§ Given exercise
Write out the listing below without alteration, omitting its pictures.

§ Material shown
• • • •
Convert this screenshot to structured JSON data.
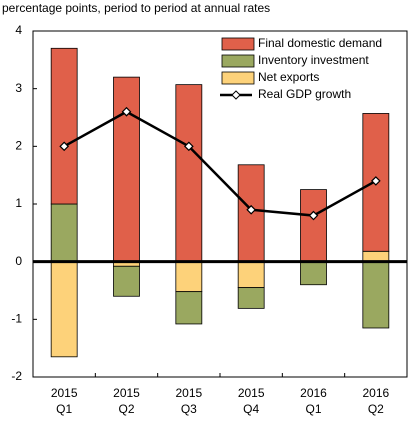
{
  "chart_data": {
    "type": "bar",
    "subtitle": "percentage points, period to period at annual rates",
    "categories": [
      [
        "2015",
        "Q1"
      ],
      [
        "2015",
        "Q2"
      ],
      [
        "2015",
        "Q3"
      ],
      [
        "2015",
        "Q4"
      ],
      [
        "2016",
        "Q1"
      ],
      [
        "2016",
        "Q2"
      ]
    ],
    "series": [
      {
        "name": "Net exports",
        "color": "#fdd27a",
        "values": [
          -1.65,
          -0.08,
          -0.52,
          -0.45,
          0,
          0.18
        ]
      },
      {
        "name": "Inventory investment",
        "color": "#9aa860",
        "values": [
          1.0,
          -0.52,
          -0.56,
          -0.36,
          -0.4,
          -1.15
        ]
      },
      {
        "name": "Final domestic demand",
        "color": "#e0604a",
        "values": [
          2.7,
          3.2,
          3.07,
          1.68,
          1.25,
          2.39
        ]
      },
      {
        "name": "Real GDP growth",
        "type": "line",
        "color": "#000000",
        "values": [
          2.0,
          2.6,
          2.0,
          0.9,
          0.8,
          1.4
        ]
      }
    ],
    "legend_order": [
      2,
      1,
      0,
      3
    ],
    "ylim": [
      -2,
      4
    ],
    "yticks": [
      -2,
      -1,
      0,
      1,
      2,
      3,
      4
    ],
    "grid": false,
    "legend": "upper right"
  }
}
• • • •
§ Solved problem
Convert this screenshot to structured JSON data.
{
  "chart_data": {
    "type": "bar",
    "subtitle": "percentage points, period to period at annual rates",
    "categories": [
      [
        "2015",
        "Q1"
      ],
      [
        "2015",
        "Q2"
      ],
      [
        "2015",
        "Q3"
      ],
      [
        "2015",
        "Q4"
      ],
      [
        "2016",
        "Q1"
      ],
      [
        "2016",
        "Q2"
      ]
    ],
    "series": [
      {
        "name": "Net exports",
        "color": "#fdd27a",
        "values": [
          -1.65,
          -0.08,
          -0.52,
          -0.45,
          0,
          0.18
        ]
      },
      {
        "name": "Inventory investment",
        "color": "#9aa860",
        "values": [
          1.0,
          -0.52,
          -0.56,
          -0.36,
          -0.4,
          -1.15
        ]
      },
      {
        "name": "Final domestic demand",
        "color": "#e0604a",
        "values": [
          2.7,
          3.2,
          3.07,
          1.68,
          1.25,
          2.39
        ]
      },
      {
        "name": "Real GDP growth",
        "type": "line",
        "color": "#000000",
        "values": [
          2.0,
          2.6,
          2.0,
          0.9,
          0.8,
          1.4
        ]
      }
    ],
    "legend_order": [
      2,
      1,
      0,
      3
    ],
    "ylim": [
      -2,
      4
    ],
    "yticks": [
      -2,
      -1,
      0,
      1,
      2,
      3,
      4
    ],
    "grid": false,
    "legend": "upper right"
  }
}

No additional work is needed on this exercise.